■ Aim of the task ■
Reproduce the lines verbatim, starting at the first line and ending at the line containing "data-point — [528, 1206, 547, 1225]".

■ Dataset records ■
■ ■ ■
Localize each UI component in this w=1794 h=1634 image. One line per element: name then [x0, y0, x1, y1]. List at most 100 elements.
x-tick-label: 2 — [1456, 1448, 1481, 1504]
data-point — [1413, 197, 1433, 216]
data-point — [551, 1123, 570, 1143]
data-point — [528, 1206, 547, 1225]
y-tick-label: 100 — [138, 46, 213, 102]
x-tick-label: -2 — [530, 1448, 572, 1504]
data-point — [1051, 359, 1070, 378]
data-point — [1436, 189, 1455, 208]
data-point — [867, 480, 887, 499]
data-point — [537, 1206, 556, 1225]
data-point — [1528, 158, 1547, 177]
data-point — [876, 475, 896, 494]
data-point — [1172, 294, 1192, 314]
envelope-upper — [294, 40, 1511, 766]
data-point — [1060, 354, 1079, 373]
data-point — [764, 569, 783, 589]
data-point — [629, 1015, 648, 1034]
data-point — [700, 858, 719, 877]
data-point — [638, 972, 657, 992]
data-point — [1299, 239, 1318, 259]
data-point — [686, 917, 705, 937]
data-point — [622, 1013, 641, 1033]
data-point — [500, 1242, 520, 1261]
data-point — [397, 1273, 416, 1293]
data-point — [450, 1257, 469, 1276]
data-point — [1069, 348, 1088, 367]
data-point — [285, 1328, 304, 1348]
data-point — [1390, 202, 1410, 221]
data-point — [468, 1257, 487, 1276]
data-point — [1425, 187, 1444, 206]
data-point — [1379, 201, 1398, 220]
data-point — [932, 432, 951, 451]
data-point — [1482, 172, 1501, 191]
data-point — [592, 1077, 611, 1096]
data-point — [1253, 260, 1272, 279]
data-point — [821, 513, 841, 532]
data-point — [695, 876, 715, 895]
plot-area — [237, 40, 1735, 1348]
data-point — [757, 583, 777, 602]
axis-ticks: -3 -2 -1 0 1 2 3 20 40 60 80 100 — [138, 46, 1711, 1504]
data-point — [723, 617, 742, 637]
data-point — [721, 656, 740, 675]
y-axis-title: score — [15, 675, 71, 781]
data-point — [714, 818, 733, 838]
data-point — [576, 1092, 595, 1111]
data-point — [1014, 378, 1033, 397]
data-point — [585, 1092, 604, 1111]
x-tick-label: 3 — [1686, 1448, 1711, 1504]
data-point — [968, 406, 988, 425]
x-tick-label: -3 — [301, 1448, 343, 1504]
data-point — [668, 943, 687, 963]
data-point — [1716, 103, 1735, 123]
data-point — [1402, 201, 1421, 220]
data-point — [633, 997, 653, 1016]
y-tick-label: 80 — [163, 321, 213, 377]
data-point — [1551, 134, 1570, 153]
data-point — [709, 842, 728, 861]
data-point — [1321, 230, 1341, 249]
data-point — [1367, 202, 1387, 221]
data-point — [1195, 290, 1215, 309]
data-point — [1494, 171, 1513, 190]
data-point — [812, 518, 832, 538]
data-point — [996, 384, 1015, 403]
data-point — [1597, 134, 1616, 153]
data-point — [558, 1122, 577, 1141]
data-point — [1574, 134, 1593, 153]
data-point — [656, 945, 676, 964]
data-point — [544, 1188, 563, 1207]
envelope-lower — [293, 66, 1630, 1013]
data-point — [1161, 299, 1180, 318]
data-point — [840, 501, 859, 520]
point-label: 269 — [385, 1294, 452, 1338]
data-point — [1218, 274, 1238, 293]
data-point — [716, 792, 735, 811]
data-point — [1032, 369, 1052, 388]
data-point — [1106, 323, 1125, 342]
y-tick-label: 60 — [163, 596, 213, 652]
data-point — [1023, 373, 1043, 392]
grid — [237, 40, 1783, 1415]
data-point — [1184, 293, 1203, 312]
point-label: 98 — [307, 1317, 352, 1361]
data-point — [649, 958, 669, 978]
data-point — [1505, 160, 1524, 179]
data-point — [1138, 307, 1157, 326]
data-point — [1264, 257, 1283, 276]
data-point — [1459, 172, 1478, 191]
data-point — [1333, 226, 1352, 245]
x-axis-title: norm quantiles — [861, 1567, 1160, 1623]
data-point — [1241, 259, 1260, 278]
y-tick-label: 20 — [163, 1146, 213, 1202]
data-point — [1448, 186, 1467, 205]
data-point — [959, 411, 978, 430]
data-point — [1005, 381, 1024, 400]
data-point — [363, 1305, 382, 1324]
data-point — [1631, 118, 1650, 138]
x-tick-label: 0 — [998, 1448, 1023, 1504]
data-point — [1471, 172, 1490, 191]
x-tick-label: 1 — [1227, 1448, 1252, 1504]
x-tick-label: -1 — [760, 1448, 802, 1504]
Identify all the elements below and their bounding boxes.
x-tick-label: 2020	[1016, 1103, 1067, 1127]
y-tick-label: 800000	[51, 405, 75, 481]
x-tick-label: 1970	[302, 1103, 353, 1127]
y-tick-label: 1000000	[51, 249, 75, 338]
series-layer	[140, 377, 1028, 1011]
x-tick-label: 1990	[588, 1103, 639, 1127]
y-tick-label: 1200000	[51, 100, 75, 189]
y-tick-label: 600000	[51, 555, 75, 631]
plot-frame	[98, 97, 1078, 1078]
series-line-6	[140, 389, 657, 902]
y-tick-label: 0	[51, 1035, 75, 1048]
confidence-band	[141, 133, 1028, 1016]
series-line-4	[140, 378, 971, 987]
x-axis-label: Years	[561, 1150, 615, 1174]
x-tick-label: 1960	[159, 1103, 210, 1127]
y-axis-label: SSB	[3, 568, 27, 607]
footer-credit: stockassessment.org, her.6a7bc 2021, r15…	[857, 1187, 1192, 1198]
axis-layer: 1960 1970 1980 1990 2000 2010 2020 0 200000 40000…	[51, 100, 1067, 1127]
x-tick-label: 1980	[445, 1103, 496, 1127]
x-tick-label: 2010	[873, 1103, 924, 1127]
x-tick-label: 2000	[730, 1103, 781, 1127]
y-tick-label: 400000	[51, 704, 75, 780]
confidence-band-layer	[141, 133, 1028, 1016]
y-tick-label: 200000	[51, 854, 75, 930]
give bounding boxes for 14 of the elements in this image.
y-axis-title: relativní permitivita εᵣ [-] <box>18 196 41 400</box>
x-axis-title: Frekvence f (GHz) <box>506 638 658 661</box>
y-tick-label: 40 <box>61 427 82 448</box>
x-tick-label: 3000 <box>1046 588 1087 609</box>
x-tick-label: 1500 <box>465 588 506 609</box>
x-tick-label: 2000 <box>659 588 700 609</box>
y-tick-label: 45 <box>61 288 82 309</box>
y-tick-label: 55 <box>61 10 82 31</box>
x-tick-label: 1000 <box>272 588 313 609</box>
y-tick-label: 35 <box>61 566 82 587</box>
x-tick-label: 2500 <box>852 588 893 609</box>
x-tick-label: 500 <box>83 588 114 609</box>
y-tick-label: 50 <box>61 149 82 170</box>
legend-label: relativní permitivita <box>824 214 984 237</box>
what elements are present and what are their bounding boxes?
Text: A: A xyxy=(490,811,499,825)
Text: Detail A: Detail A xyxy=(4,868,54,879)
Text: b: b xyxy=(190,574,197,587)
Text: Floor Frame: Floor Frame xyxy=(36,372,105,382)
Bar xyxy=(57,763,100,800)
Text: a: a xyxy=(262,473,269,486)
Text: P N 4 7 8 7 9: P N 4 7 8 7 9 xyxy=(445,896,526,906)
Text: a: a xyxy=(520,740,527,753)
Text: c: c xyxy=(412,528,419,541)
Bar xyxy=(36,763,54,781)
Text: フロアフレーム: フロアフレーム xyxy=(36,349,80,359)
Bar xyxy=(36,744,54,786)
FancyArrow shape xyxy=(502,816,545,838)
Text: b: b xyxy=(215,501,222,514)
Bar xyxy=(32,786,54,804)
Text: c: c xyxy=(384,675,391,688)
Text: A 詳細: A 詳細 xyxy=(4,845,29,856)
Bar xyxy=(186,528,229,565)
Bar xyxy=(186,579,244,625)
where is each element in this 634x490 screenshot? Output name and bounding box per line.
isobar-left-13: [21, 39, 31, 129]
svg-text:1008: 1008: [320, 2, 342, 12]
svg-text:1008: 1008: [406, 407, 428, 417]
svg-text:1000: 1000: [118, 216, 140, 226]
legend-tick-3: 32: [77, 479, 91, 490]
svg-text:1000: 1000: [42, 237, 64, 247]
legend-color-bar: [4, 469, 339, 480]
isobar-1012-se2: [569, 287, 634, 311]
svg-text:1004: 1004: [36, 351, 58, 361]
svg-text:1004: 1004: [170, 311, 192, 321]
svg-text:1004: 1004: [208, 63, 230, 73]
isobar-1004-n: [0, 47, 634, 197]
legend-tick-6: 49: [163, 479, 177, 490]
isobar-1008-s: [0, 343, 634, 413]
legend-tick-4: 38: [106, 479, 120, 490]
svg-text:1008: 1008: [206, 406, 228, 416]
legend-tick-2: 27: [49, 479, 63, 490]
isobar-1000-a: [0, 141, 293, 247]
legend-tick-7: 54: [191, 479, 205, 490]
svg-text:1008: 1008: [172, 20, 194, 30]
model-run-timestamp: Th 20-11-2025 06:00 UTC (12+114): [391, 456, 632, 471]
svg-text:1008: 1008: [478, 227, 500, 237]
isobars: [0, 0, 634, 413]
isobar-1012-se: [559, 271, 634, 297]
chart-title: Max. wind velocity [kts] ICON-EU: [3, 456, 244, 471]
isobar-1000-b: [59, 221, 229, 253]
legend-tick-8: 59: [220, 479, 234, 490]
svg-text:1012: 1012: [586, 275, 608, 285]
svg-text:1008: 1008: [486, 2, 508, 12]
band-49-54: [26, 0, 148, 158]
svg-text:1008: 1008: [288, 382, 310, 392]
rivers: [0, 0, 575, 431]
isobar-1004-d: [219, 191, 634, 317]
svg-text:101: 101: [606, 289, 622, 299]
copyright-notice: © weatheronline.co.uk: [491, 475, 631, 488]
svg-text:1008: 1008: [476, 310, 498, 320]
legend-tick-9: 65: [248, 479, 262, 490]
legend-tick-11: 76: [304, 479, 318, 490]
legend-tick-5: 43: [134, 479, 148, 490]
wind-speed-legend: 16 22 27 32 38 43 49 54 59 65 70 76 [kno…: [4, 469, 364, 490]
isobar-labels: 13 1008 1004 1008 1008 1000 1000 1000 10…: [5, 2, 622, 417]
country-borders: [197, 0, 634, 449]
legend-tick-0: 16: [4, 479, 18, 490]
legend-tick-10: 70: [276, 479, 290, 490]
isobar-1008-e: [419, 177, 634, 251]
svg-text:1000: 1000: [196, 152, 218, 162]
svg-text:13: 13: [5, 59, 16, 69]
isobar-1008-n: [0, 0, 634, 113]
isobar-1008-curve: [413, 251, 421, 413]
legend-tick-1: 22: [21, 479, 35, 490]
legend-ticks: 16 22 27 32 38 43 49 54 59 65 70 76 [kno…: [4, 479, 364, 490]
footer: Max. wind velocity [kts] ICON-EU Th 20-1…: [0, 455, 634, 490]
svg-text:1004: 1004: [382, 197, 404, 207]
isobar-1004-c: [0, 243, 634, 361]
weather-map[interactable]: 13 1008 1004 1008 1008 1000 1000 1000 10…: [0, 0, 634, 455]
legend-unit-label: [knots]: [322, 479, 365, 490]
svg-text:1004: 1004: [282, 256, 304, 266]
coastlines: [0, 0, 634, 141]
■ ■ ■
■ Written response ■
Localize each UI component in this w=1794 h=1634 image. One line per element: name then [x0, y0, x1, y1]. List at most 100 elements.
x-tick-label: 2 — [1456, 1448, 1481, 1504]
data-point — [1413, 197, 1433, 216]
data-point — [551, 1123, 570, 1143]
data-point — [528, 1206, 547, 1225]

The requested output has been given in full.